### DIRECTION
Write out the records below again, swapping every "压滤机" for "板框压滤机" and keeping everything else the same.
--------------------
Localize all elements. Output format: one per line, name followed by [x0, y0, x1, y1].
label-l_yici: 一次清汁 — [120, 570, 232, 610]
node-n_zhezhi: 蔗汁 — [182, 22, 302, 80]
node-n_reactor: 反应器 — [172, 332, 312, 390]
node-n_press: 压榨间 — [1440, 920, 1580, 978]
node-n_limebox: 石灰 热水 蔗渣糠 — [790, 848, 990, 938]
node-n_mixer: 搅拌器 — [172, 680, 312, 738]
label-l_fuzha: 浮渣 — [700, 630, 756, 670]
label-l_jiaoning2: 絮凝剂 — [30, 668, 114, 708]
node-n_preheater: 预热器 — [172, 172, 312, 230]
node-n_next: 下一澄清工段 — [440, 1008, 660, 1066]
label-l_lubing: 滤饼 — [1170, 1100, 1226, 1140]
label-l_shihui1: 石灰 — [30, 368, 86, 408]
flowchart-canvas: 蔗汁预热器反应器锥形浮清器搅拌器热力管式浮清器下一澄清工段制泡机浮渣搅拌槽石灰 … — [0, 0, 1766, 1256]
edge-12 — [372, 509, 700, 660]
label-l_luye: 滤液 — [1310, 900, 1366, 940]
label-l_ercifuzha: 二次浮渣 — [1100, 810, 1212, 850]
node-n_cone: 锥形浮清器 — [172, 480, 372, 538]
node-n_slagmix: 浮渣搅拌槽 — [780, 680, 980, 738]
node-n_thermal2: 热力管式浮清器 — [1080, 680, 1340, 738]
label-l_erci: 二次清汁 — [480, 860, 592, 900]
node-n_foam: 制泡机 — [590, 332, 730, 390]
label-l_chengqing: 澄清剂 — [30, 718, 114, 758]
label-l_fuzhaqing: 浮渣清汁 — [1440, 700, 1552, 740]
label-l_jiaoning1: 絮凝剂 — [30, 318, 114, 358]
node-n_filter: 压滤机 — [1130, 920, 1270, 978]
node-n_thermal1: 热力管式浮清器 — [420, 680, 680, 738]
--------------------
### ANSWER TO THE EXERCISE
Localize all elements. Output format: one per line, name followed by [x0, y0, x1, y1].
label-l_yici: 一次清汁 — [120, 570, 232, 610]
node-n_zhezhi: 蔗汁 — [182, 22, 302, 80]
node-n_reactor: 反应器 — [172, 332, 312, 390]
node-n_press: 压榨间 — [1440, 920, 1580, 978]
node-n_limebox: 石灰 热水 蔗渣糠 — [790, 848, 990, 938]
node-n_mixer: 搅拌器 — [172, 680, 312, 738]
label-l_fuzha: 浮渣 — [700, 630, 756, 670]
label-l_jiaoning2: 絮凝剂 — [30, 668, 114, 708]
node-n_preheater: 预热器 — [172, 172, 312, 230]
node-n_next: 下一澄清工段 — [440, 1008, 660, 1066]
label-l_lubing: 滤饼 — [1170, 1100, 1226, 1140]
label-l_shihui1: 石灰 — [30, 368, 86, 408]
flowchart-canvas: 蔗汁预热器反应器锥形浮清器搅拌器热力管式浮清器下一澄清工段制泡机浮渣搅拌槽石灰 … — [0, 0, 1766, 1256]
edge-12 — [372, 509, 700, 660]
label-l_luye: 滤液 — [1310, 900, 1366, 940]
label-l_ercifuzha: 二次浮渣 — [1100, 810, 1212, 850]
node-n_cone: 锥形浮清器 — [172, 480, 372, 538]
node-n_slagmix: 浮渣搅拌槽 — [780, 680, 980, 738]
node-n_thermal2: 热力管式浮清器 — [1080, 680, 1340, 738]
label-l_erci: 二次清汁 — [480, 860, 592, 900]
node-n_foam: 制泡机 — [590, 332, 730, 390]
label-l_chengqing: 澄清剂 — [30, 718, 114, 758]
label-l_fuzhaqing: 浮渣清汁 — [1440, 700, 1552, 740]
label-l_jiaoning1: 絮凝剂 — [30, 318, 114, 358]
node-n_filter: 板框压滤机 — [1130, 920, 1270, 978]
node-n_thermal1: 热力管式浮清器 — [420, 680, 680, 738]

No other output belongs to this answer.